◆ **記述問題 1**:
下記のレコードのうち、「text-line: 项目经理按核定利润（中标利润）与公司施工部门签订包工期、 (186, 1275, 814, 1300)」を含む行から「text-line: 在工程施工中，主要成本项目是工程直接材料，它在直接成本 (186, 376, 814, 401)」を含む行までを両端も含めてそのまま返してください。

== ページ本文

評者: 楊逸 / 朝⽇新聞掲載:2011年10月23日
チャイナドレスの文化史 著者:謝 黎 出版社:青弓社 ジャンル:歴史・地理・民俗

ISBN: 9784787233301
発売⽇:
サイズ: 21cm/148p

チャイナドレスの文化史 [著]謝黎

 チャイナドレスは中国語で「旗袍(チーパオ)」という。外国では中国の伝統服とされてきたが、「旗」は八旗の意で、それに「長い服」を表す「袍」と合わせ、清王朝の支配階級(漢民族にとっては、外来の侵略者であった)満州族女性の民族衣装であった。大きく開けたスリットも女性を色っぽく表現しようとしたのでなく、騎馬民族であるがゆえ動きやすくするためであった。
 漢人に政権への服従を強いる策として、清の王権が確立してすぐ、まず髪形と服装から取り締まること、いわゆる「剪髪易服」——髪を剃(そ)れ、服を替えよ——を始めた。従わなければ処刑されてしまうにもかかわらず、抵抗する者が後を絶たなかった。仕方なく清政府は、妥協策を打ち出し、その一つとして、漢人女性が昔から慣れ親しんできた「上衣下裳」(ツーピーススタイルの服)の着用が許された。

====
== データ行

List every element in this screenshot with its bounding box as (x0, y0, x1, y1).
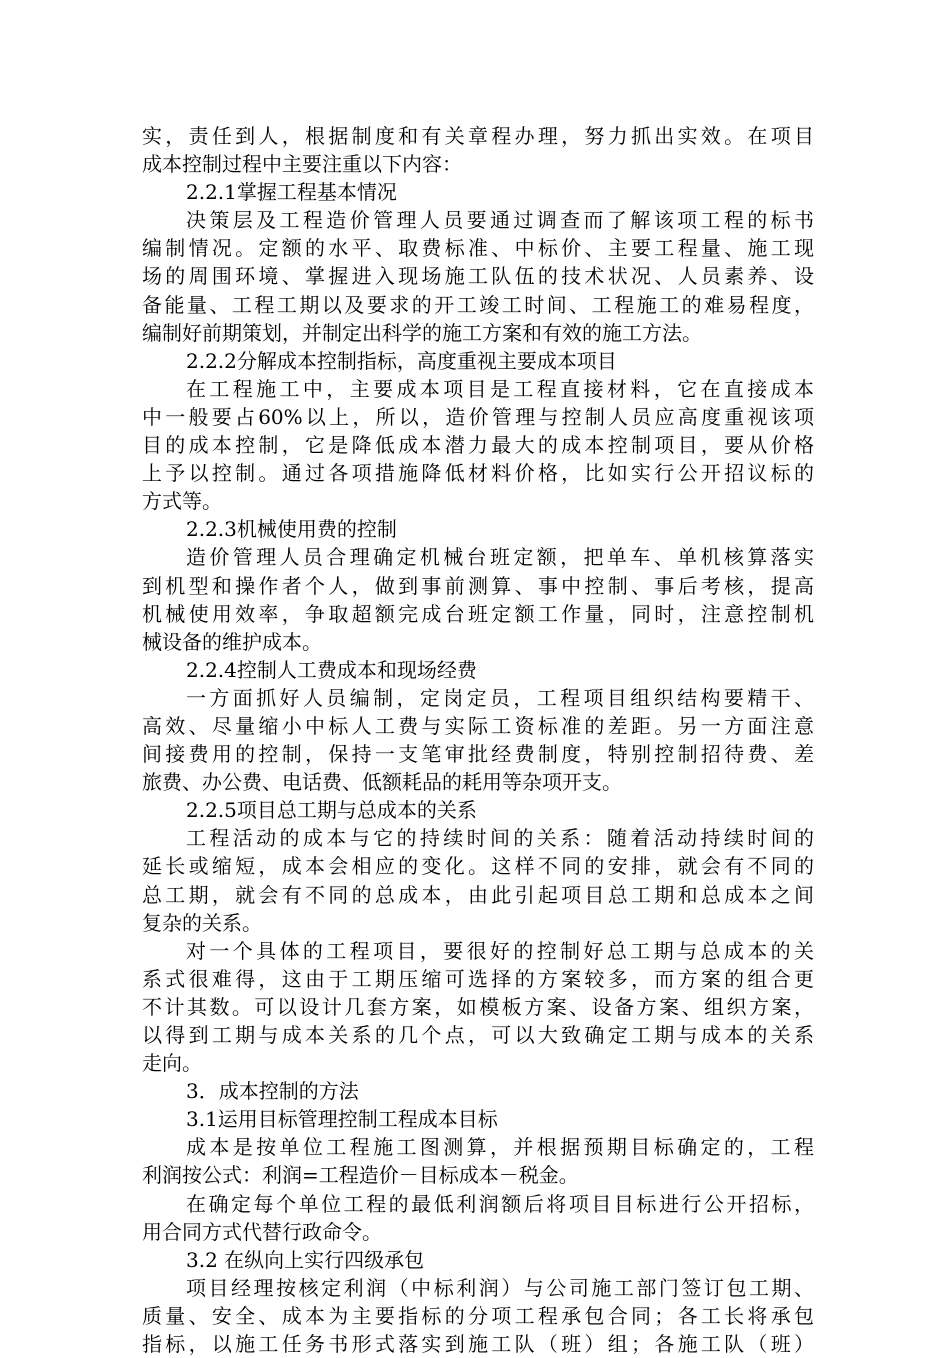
text-line: 项目经理按核定利润（中标利润）与公司施工部门签订包工期、 (186, 1275, 814, 1300)
text-line: 目的成本控制，它是降低成本潜力最大的成本控制项目，要从价格 (142, 433, 814, 458)
text-line: 系式很难得，这由于工期压缩可选择的方案较多，而方案的组合更 (142, 966, 814, 991)
text-line: 机械使用效率，争取超额完成台班定额工作量，同时，注意控制机 (142, 601, 814, 626)
document-body (142, 122, 814, 1358)
text-line: 旅费、办公费、电话费、低额耗品的耗用等杂项开支。 (142, 770, 622, 795)
text-line: 3.1运用目标管理控制工程成本目标 (186, 1107, 498, 1132)
text-line: 在工程施工中，主要成本项目是工程直接材料，它在直接成本 (186, 376, 814, 401)
text-line: 3.2 在纵向上实行四级承包 (186, 1247, 425, 1272)
text-line: 一方面抓好人员编制，定岗定员，工程项目组织结构要精干、 (186, 685, 814, 710)
text-line: 实，责任到人，根据制度和有关章程办理，努力抓出实效。在项目 (142, 124, 814, 148)
text-line: 质量、安全、成本为主要指标的分项工程承包合同；各工长将承包 (142, 1303, 814, 1328)
text-line: 成本控制过程中主要注重以下内容： (142, 152, 462, 177)
text-line: 编制情况。定额的水平、取费标准、中标价、主要工程量、施工现 (142, 236, 814, 261)
text-line: 复杂的关系。 (142, 910, 262, 935)
text-line: 在确定每个单位工程的最低利润额后将项目目标进行公开招标， (186, 1191, 814, 1216)
text-line: 中一般要占60%以上，所以，造价管理与控制人员应高度重视该项 (142, 404, 814, 429)
text-line: 编制好前期策划，并制定出科学的施工方案和有效的施工方法。 (142, 320, 702, 345)
text-line: 2.2.2分解成本控制指标，高度重视主要成本项目 (186, 348, 617, 373)
text-line: 方式等。 (142, 489, 222, 514)
text-line: 2.2.5项目总工期与总成本的关系 (186, 798, 477, 823)
text-line: 2.2.4控制人工费成本和现场经费 (186, 657, 477, 682)
text-line: 间接费用的控制，保持一支笔审批经费制度，特别控制招待费、差 (142, 742, 814, 767)
text-line: 利润按公式：利润=工程造价－目标成本－税金。 (142, 1163, 579, 1188)
text-line: 上予以控制。通过各项措施降低材料价格，比如实行公开招议标的 (142, 461, 814, 486)
text-line: 总工期，就会有不同的总成本，由此引起项目总工期和总成本之间 (142, 882, 814, 907)
text-line: 用合同方式代替行政命令。 (142, 1219, 382, 1244)
text-line: 械设备的维护成本。 (142, 629, 322, 654)
text-line: 走向。 (142, 1051, 202, 1076)
text-line: 延长或缩短，成本会相应的变化。这样不同的安排，就会有不同的 (142, 854, 814, 879)
text-line: 3．成本控制的方法 (186, 1079, 359, 1104)
text-line: 工程活动的成本与它的持续时间的关系：随着活动持续时间的 (186, 826, 814, 851)
text-line: 指标，以施工任务书形式落实到施工队（班）组；各施工队（班） (142, 1332, 814, 1357)
text-line: 2.2.3机械使用费的控制 (186, 517, 397, 542)
text-line: 决策层及工程造价管理人员要通过调查而了解该项工程的标书 (186, 208, 814, 233)
text-line: 对一个具体的工程项目，要很好的控制好总工期与总成本的关 (186, 938, 814, 963)
text-line: 备能量、工程工期以及要求的开工竣工时间、工程施工的难易程度， (142, 292, 814, 317)
text-line: 到机型和操作者个人，做到事前测算、事中控制、事后考核，提高 (142, 573, 814, 598)
text-line: 造价管理人员合理确定机械台班定额，把单车、单机核算落实 (186, 545, 814, 570)
text-line: 场的周围环境、掌握进入现场施工队伍的技术状况、人员素养、设 (142, 264, 814, 289)
text-line: 2.2.1掌握工程基本情况 (186, 180, 397, 205)
text-line: 高效、尽量缩小中标人工费与实际工资标准的差距。另一方面注意 (142, 713, 814, 738)
text-line: 成本是按单位工程施工图测算，并根据预期目标确定的，工程 (186, 1135, 814, 1160)
text-line: 以得到工期与成本关系的几个点，可以大致确定工期与成本的关系 (142, 1023, 814, 1047)
text-line: 不计其数。可以设计几套方案，如模板方案、设备方案、组织方案， (142, 994, 814, 1019)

====

◆ **記述問題 2**:
上のチャイナドレスの書評にある「大きく開けたスリットも女性を色っぽく表現しようとしたのでなく、騎馬民族であるがゆえ動きやすくするためであった。」という一文を英語に訳してください。

◆ **記述解答 1**:
text-line: 项目经理按核定利润（中标利润）与公司施工部门签订包工期、 (186, 1275, 814, 1300)
text-line: 目的成本控制，它是降低成本潜力最大的成本控制项目，要从价格 (142, 433, 814, 458)
text-line: 系式很难得，这由于工期压缩可选择的方案较多，而方案的组合更 (142, 966, 814, 991)
text-line: 机械使用效率，争取超额完成台班定额工作量，同时，注意控制机 (142, 601, 814, 626)
document-body (142, 122, 814, 1358)
text-line: 旅费、办公费、电话费、低额耗品的耗用等杂项开支。 (142, 770, 622, 795)
text-line: 3.1运用目标管理控制工程成本目标 (186, 1107, 498, 1132)
text-line: 在工程施工中，主要成本项目是工程直接材料，它在直接成本 (186, 376, 814, 401)

◆ **記述解答 2**:
Nor were the wide slits meant to make women look alluring; they were there to make movement easier, because the wearers were a horse-riding people.